## WHAT THIS TASK INVOLVES
Reproduce the material word for word, starting at its first line and stopping after the line that contains "robot-mascot-icon — [828, 144, 1048, 407]".

# # # # #

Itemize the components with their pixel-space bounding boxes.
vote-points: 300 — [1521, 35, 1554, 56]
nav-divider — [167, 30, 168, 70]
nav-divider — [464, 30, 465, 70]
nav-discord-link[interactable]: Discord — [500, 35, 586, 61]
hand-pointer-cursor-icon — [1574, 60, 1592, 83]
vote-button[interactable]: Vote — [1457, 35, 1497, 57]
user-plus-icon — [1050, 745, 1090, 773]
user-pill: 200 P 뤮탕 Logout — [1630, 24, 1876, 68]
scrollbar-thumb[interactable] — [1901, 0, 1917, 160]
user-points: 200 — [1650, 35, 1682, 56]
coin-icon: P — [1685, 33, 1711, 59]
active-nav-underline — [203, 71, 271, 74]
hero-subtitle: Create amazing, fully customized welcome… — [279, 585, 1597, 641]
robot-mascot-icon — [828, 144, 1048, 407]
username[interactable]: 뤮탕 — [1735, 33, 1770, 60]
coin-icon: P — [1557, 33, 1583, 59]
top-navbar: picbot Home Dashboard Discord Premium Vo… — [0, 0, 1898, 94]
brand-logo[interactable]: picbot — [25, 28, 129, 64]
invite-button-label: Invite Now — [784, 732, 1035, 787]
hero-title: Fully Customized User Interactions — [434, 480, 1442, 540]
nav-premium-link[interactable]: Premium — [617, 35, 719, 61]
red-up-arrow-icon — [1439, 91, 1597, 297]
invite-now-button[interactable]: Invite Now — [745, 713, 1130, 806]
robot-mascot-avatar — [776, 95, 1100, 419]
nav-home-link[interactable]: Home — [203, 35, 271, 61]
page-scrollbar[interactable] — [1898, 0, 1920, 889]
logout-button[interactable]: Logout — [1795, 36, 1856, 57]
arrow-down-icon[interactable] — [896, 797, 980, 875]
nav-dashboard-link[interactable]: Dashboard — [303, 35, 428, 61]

# # # # #

## RESPONSE TO THE TASK
Itemize the components with their pixel-space bounding boxes.
vote-points: 300 — [1521, 35, 1554, 56]
nav-divider — [167, 30, 168, 70]
nav-divider — [464, 30, 465, 70]
nav-discord-link[interactable]: Discord — [500, 35, 586, 61]
hand-pointer-cursor-icon — [1574, 60, 1592, 83]
vote-button[interactable]: Vote — [1457, 35, 1497, 57]
user-plus-icon — [1050, 745, 1090, 773]
user-pill: 200 P 뤮탕 Logout — [1630, 24, 1876, 68]
scrollbar-thumb[interactable] — [1901, 0, 1917, 160]
user-points: 200 — [1650, 35, 1682, 56]
coin-icon: P — [1685, 33, 1711, 59]
active-nav-underline — [203, 71, 271, 74]
hero-subtitle: Create amazing, fully customized welcome… — [279, 585, 1597, 641]
robot-mascot-icon — [828, 144, 1048, 407]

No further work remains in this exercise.